# [What the task requires]
Skip the pictures. Repeat everything else in the records word for word.

[START]

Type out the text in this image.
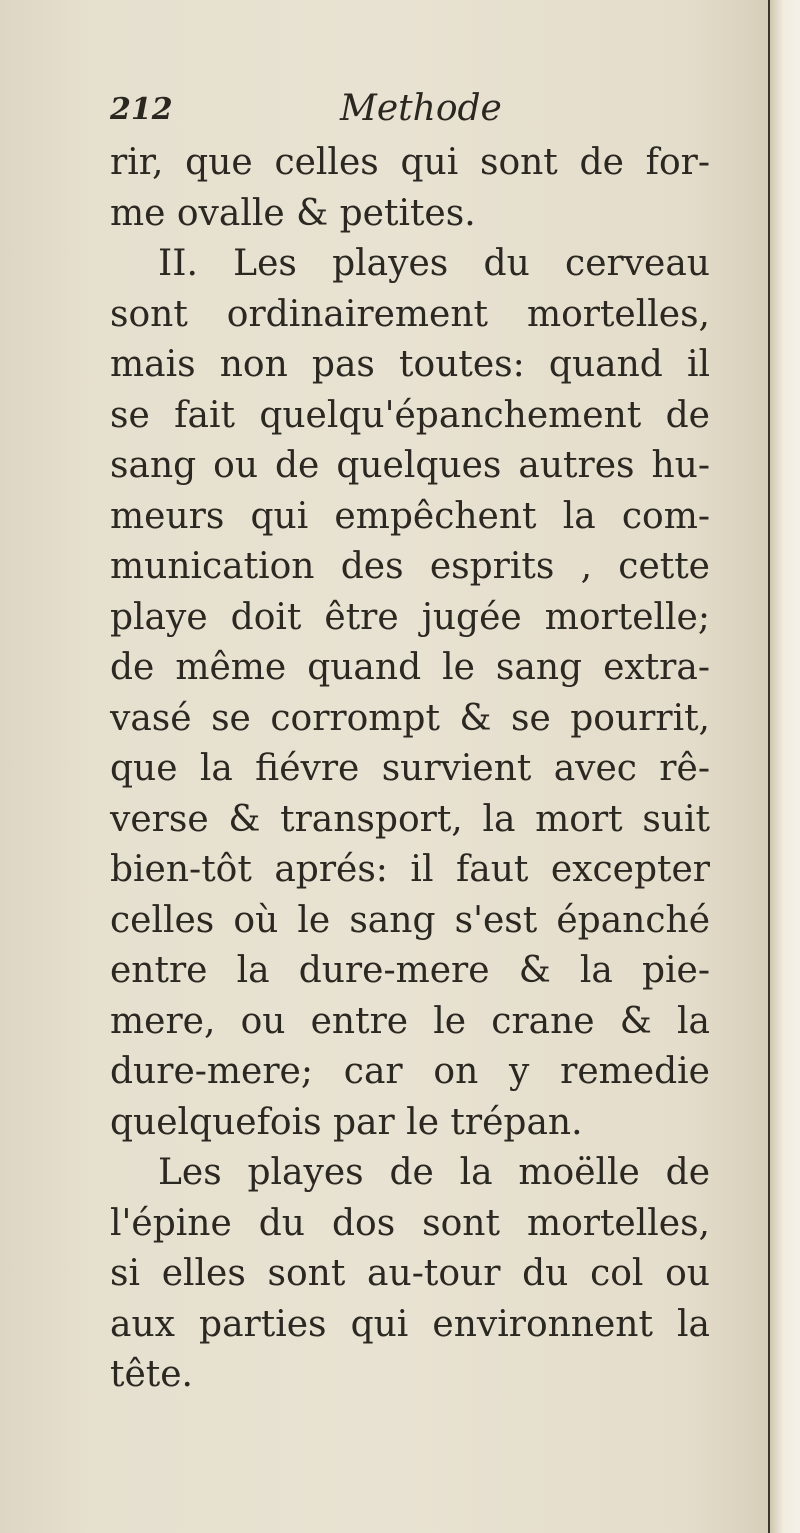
212	Methode
rir, que celles qui sont de for-
me ovalle & petites.
II. Les playes du cerveau
sont ordinairement mortelles,
mais non pas toutes: quand il
se fait quelqu'épanchement de
sang ou de quelques autres hu-
meurs qui empêchent la com-
munication des esprits , cette
playe doit être jugée mortelle;
de même quand le sang extra-
vasé se corrompt & se pourrit,
que la fiévre survient avec rê-
verse & transport, la mort suit
bien-tôt aprés: il faut excepter
celles où le sang s'est épanché
entre la dure-mere & la pie-
mere, ou entre le crane & la
dure-mere; car on y remedie
quelquefois par le trépan.
Les playes de la moëlle de
l'épine du dos sont mortelles,
si elles sont au-tour du col ou
aux parties qui environnent la
tête.
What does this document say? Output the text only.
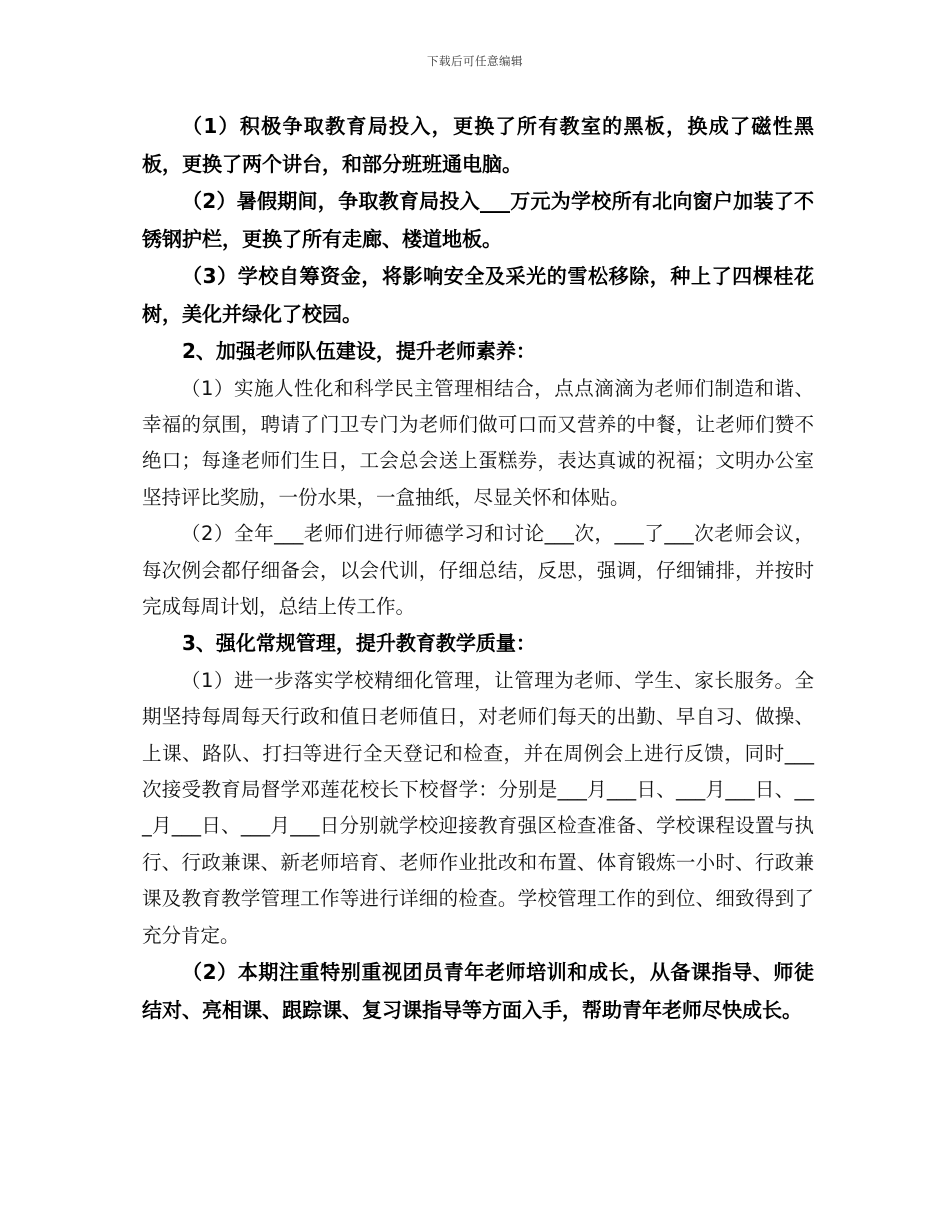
下载后可任意编辑

（1）积极争取教育局投入，更换了所有教室的黑板，换成了磁性黑板，更换了两个讲台，和部分班班通电脑。

（2）暑假期间，争取教育局投入___万元为学校所有北向窗户加装了不锈钢护栏，更换了所有走廊、楼道地板。

（3）学校自筹资金，将影响安全及采光的雪松移除，种上了四棵桂花树，美化并绿化了校园。

2、加强老师队伍建设，提升老师素养：

（1）实施人性化和科学民主管理相结合，点点滴滴为老师们制造和谐、幸福的氛围，聘请了门卫专门为老师们做可口而又营养的中餐，让老师们赞不绝口；每逢老师们生日，工会总会送上蛋糕券，表达真诚的祝福；文明办公室坚持评比奖励，一份水果，一盒抽纸，尽显关怀和体贴。

（2）全年___老师们进行师德学习和讨论___次，___了___次老师会议，每次例会都仔细备会，以会代训，仔细总结，反思，强调，仔细铺排，并按时完成每周计划，总结上传工作。

3、强化常规管理，提升教育教学质量：

（1）进一步落实学校精细化管理，让管理为老师、学生、家长服务。全期坚持每周每天行政和值日老师值日，对老师们每天的出勤、早自习、做操、上课、路队、打扫等进行全天登记和检查，并在周例会上进行反馈，同时___次接受教育局督学邓莲花校长下校督学：分别是___月___日、___月___日、___月___日、___月___日分别就学校迎接教育强区检查准备、学校课程设置与执行、行政兼课、新老师培育、老师作业批改和布置、体育锻炼一小时、行政兼课及教育教学管理工作等进行详细的检查。学校管理工作的到位、细致得到了充分肯定。

（2）本期注重特别重视团员青年老师培训和成长，从备课指导、师徒结对、亮相课、跟踪课、复习课指导等方面入手，帮助青年老师尽快成长。
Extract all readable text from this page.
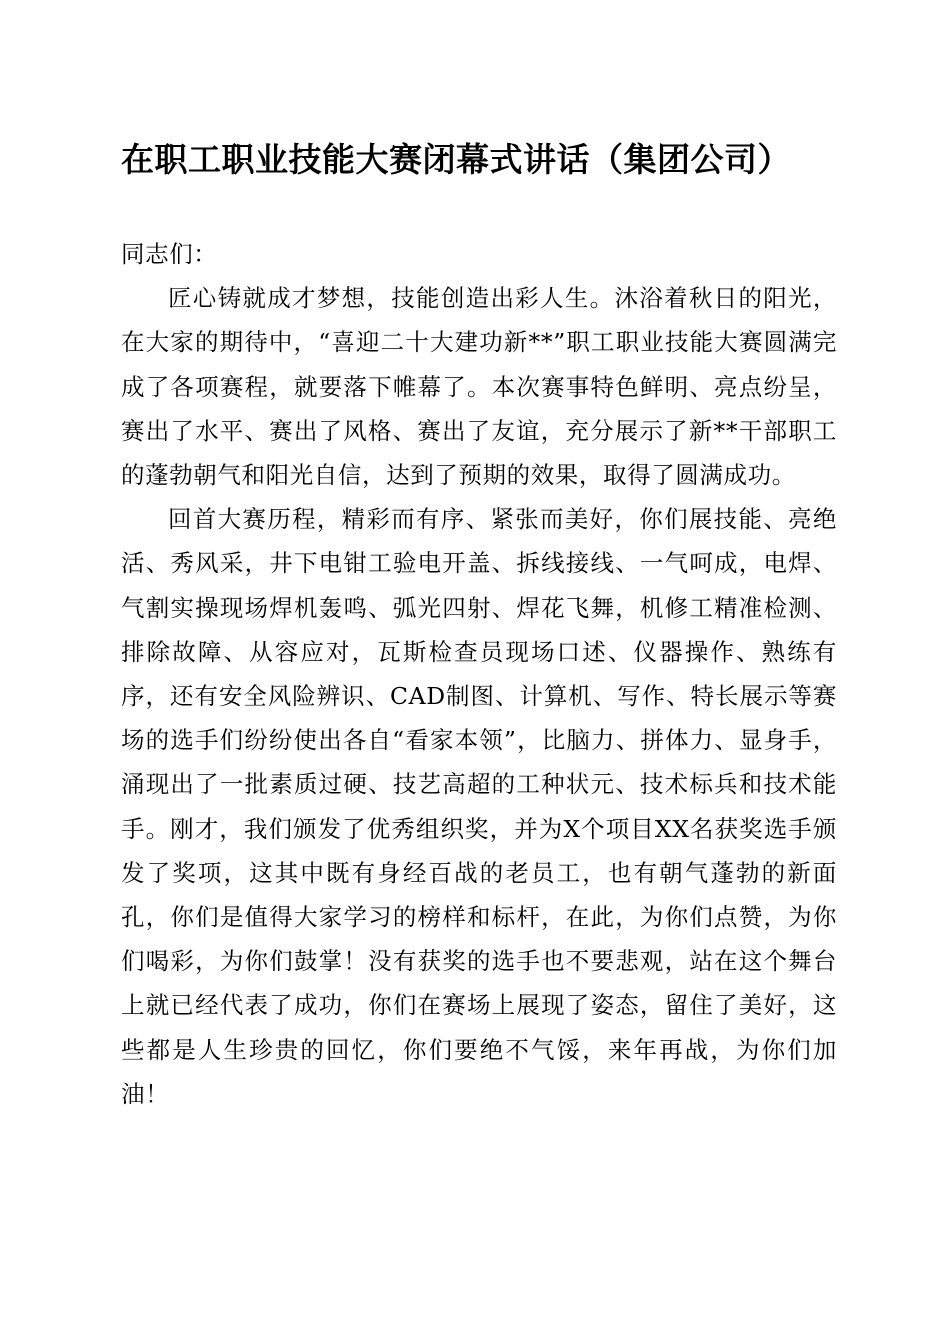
在职工职业技能大赛闭幕式讲话（集团公司）

同志们：

匠心铸就成才梦想，技能创造出彩人生。沐浴着秋日的阳光，在大家的期待中，“喜迎二十大建功新**”职工职业技能大赛圆满完成了各项赛程，就要落下帷幕了。本次赛事特色鲜明、亮点纷呈，赛出了水平、赛出了风格、赛出了友谊，充分展示了新**干部职工的蓬勃朝气和阳光自信，达到了预期的效果，取得了圆满成功。

回首大赛历程，精彩而有序、紧张而美好，你们展技能、亮绝活、秀风采，井下电钳工验电开盖、拆线接线、一气呵成，电焊、气割实操现场焊机轰鸣、弧光四射、焊花飞舞，机修工精准检测、排除故障、从容应对，瓦斯检查员现场口述、仪器操作、熟练有序，还有安全风险辨识、CAD制图、计算机、写作、特长展示等赛场的选手们纷纷使出各自“看家本领”，比脑力、拼体力、显身手，涌现出了一批素质过硬、技艺高超的工种状元、技术标兵和技术能手。刚才，我们颁发了优秀组织奖，并为X个项目XX名获奖选手颁发了奖项，这其中既有身经百战的老员工，也有朝气蓬勃的新面孔，你们是值得大家学习的榜样和标杆，在此，为你们点赞，为你们喝彩，为你们鼓掌！没有获奖的选手也不要悲观，站在这个舞台上就已经代表了成功，你们在赛场上展现了姿态，留住了美好，这些都是人生珍贵的回忆，你们要绝不气馁，来年再战，为你们加油！
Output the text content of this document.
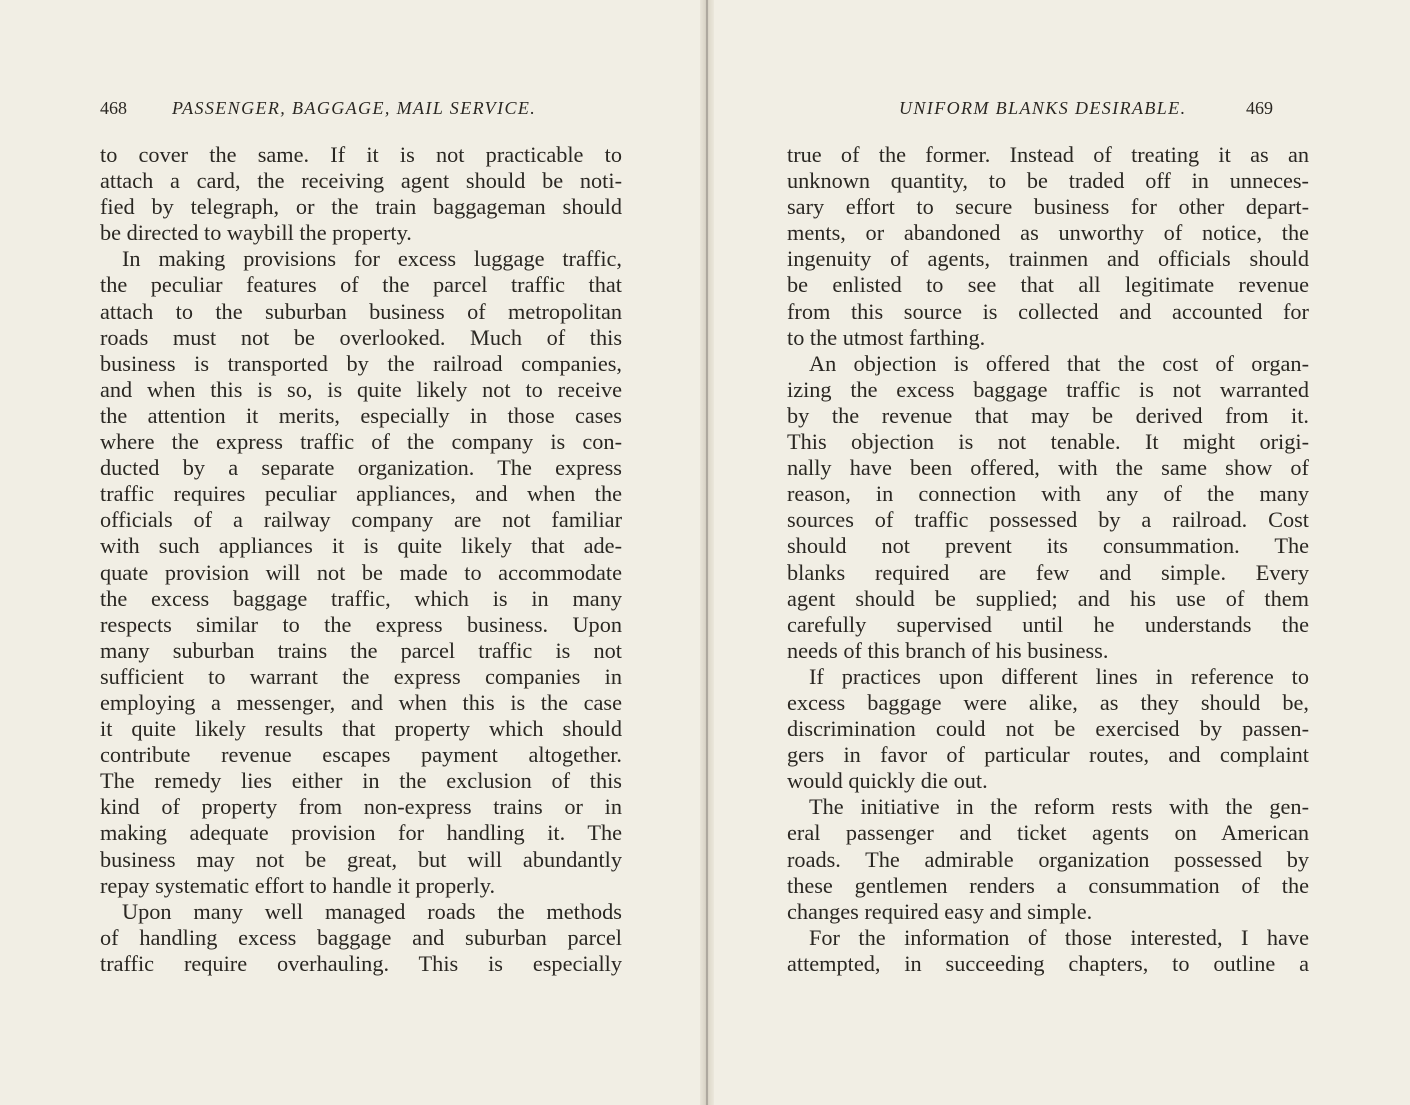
468	PASSENGER, BAGGAGE, MAIL SERVICE.
to cover the same. If it is not practicable to
attach a card, the receiving agent should be noti-
fied by telegraph, or the train baggageman should
be directed to waybill the property.
In making provisions for excess luggage traffic,
the peculiar features of the parcel traffic that
attach to the suburban business of metropolitan
roads must not be overlooked. Much of this
business is transported by the railroad companies,
and when this is so, is quite likely not to receive
the attention it merits, especially in those cases
where the express traffic of the company is con-
ducted by a separate organization. The express
traffic requires peculiar appliances, and when the
officials of a railway company are not familiar
with such appliances it is quite likely that ade-
quate provision will not be made to accommodate
the excess baggage traffic, which is in many
respects similar to the express business. Upon
many suburban trains the parcel traffic is not
sufficient to warrant the express companies in
employing a messenger, and when this is the case
it quite likely results that property which should
contribute revenue escapes payment altogether.
The remedy lies either in the exclusion of this
kind of property from non-express trains or in
making adequate provision for handling it. The
business may not be great, but will abundantly
repay systematic effort to handle it properly.
Upon many well managed roads the methods
of handling excess baggage and suburban parcel
traffic require overhauling. This is especially
UNIFORM BLANKS DESIRABLE.	469
true of the former. Instead of treating it as an
unknown quantity, to be traded off in unneces-
sary effort to secure business for other depart-
ments, or abandoned as unworthy of notice, the
ingenuity of agents, trainmen and officials should
be enlisted to see that all legitimate revenue
from this source is collected and accounted for
to the utmost farthing.
An objection is offered that the cost of organ-
izing the excess baggage traffic is not warranted
by the revenue that may be derived from it.
This objection is not tenable. It might origi-
nally have been offered, with the same show of
reason, in connection with any of the many
sources of traffic possessed by a railroad. Cost
should not prevent its consummation. The
blanks required are few and simple. Every
agent should be supplied; and his use of them
carefully supervised until he understands the
needs of this branch of his business.
If practices upon different lines in reference to
excess baggage were alike, as they should be,
discrimination could not be exercised by passen-
gers in favor of particular routes, and complaint
would quickly die out.
The initiative in the reform rests with the gen-
eral passenger and ticket agents on American
roads. The admirable organization possessed by
these gentlemen renders a consummation of the
changes required easy and simple.
For the information of those interested, I have
attempted, in succeeding chapters, to outline a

[END]

# [Solution below]
Type out the text in this image.
212	Methode
rir, que celles qui sont de for-
me ovalle & petites.
II. Les playes du cerveau
sont ordinairement mortelles,
mais non pas toutes: quand il
se fait quelqu'épanchement de
sang ou de quelques autres hu-
meurs qui empêchent la com-
munication des esprits , cette
playe doit être jugée mortelle;
de même quand le sang extra-
vasé se corrompt & se pourrit,
que la fiévre survient avec rê-
verse & transport, la mort suit
bien-tôt aprés: il faut excepter
celles où le sang s'est épanché
entre la dure-mere & la pie-
mere, ou entre le crane & la
dure-mere; car on y remedie
quelquefois par le trépan.
Les playes de la moëlle de
l'épine du dos sont mortelles,
si elles sont au-tour du col ou
aux parties qui environnent la
tête.
What does this document say? Output the text only.
下载后可任意编辑

（1）积极争取教育局投入，更换了所有教室的黑板，换成了磁性黑板，更换了两个讲台，和部分班班通电脑。

（2）暑假期间，争取教育局投入___万元为学校所有北向窗户加装了不锈钢护栏，更换了所有走廊、楼道地板。

（3）学校自筹资金，将影响安全及采光的雪松移除，种上了四棵桂花树，美化并绿化了校园。

2、加强老师队伍建设，提升老师素养：

（1）实施人性化和科学民主管理相结合，点点滴滴为老师们制造和谐、幸福的氛围，聘请了门卫专门为老师们做可口而又营养的中餐，让老师们赞不绝口；每逢老师们生日，工会总会送上蛋糕券，表达真诚的祝福；文明办公室坚持评比奖励，一份水果，一盒抽纸，尽显关怀和体贴。

（2）全年___老师们进行师德学习和讨论___次，___了___次老师会议，每次例会都仔细备会，以会代训，仔细总结，反思，强调，仔细铺排，并按时完成每周计划，总结上传工作。

3、强化常规管理，提升教育教学质量：

（1）进一步落实学校精细化管理，让管理为老师、学生、家长服务。全期坚持每周每天行政和值日老师值日，对老师们每天的出勤、早自习、做操、上课、路队、打扫等进行全天登记和检查，并在周例会上进行反馈，同时___次接受教育局督学邓莲花校长下校督学：分别是___月___日、___月___日、___月___日、___月___日分别就学校迎接教育强区检查准备、学校课程设置与执行、行政兼课、新老师培育、老师作业批改和布置、体育锻炼一小时、行政兼课及教育教学管理工作等进行详细的检查。学校管理工作的到位、细致得到了充分肯定。

（2）本期注重特别重视团员青年老师培训和成长，从备课指导、师徒结对、亮相课、跟踪课、复习课指导等方面入手，帮助青年老师尽快成长。
Extract all readable text from this page.
在职工职业技能大赛闭幕式讲话（集团公司）

同志们：

匠心铸就成才梦想，技能创造出彩人生。沐浴着秋日的阳光，在大家的期待中，“喜迎二十大建功新**”职工职业技能大赛圆满完成了各项赛程，就要落下帷幕了。本次赛事特色鲜明、亮点纷呈，赛出了水平、赛出了风格、赛出了友谊，充分展示了新**干部职工的蓬勃朝气和阳光自信，达到了预期的效果，取得了圆满成功。

回首大赛历程，精彩而有序、紧张而美好，你们展技能、亮绝活、秀风采，井下电钳工验电开盖、拆线接线、一气呵成，电焊、气割实操现场焊机轰鸣、弧光四射、焊花飞舞，机修工精准检测、排除故障、从容应对，瓦斯检查员现场口述、仪器操作、熟练有序，还有安全风险辨识、CAD制图、计算机、写作、特长展示等赛场的选手们纷纷使出各自“看家本领”，比脑力、拼体力、显身手，涌现出了一批素质过硬、技艺高超的工种状元、技术标兵和技术能手。刚才，我们颁发了优秀组织奖，并为X个项目XX名获奖选手颁发了奖项，这其中既有身经百战的老员工，也有朝气蓬勃的新面孔，你们是值得大家学习的榜样和标杆，在此，为你们点赞，为你们喝彩，为你们鼓掌！没有获奖的选手也不要悲观，站在这个舞台上就已经代表了成功，你们在赛场上展现了姿态，留住了美好，这些都是人生珍贵的回忆，你们要绝不气馁，来年再战，为你们加油！
Output the text content of this document.
468	PASSENGER, BAGGAGE, MAIL SERVICE.
to cover the same. If it is not practicable to
attach a card, the receiving agent should be noti-
fied by telegraph, or the train baggageman should
be directed to waybill the property.
In making provisions for excess luggage traffic,
the peculiar features of the parcel traffic that
attach to the suburban business of metropolitan
roads must not be overlooked. Much of this
business is transported by the railroad companies,
and when this is so, is quite likely not to receive
the attention it merits, especially in those cases
where the express traffic of the company is con-
ducted by a separate organization. The express
traffic requires peculiar appliances, and when the
officials of a railway company are not familiar
with such appliances it is quite likely that ade-
quate provision will not be made to accommodate
the excess baggage traffic, which is in many
respects similar to the express business. Upon
many suburban trains the parcel traffic is not
sufficient to warrant the express companies in
employing a messenger, and when this is the case
it quite likely results that property which should
contribute revenue escapes payment altogether.
The remedy lies either in the exclusion of this
kind of property from non-express trains or in
making adequate provision for handling it. The
business may not be great, but will abundantly
repay systematic effort to handle it properly.
Upon many well managed roads the methods
of handling excess baggage and suburban parcel
traffic require overhauling. This is especially
UNIFORM BLANKS DESIRABLE.	469
true of the former. Instead of treating it as an
unknown quantity, to be traded off in unneces-
sary effort to secure business for other depart-
ments, or abandoned as unworthy of notice, the
ingenuity of agents, trainmen and officials should
be enlisted to see that all legitimate revenue
from this source is collected and accounted for
to the utmost farthing.
An objection is offered that the cost of organ-
izing the excess baggage traffic is not warranted
by the revenue that may be derived from it.
This objection is not tenable. It might origi-
nally have been offered, with the same show of
reason, in connection with any of the many
sources of traffic possessed by a railroad. Cost
should not prevent its consummation. The
blanks required are few and simple. Every
agent should be supplied; and his use of them
carefully supervised until he understands the
needs of this branch of his business.
If practices upon different lines in reference to
excess baggage were alike, as they should be,
discrimination could not be exercised by passen-
gers in favor of particular routes, and complaint
would quickly die out.
The initiative in the reform rests with the gen-
eral passenger and ticket agents on American
roads. The admirable organization possessed by
these gentlemen renders a consummation of the
changes required easy and simple.
For the information of those interested, I have
attempted, in succeeding chapters, to outline a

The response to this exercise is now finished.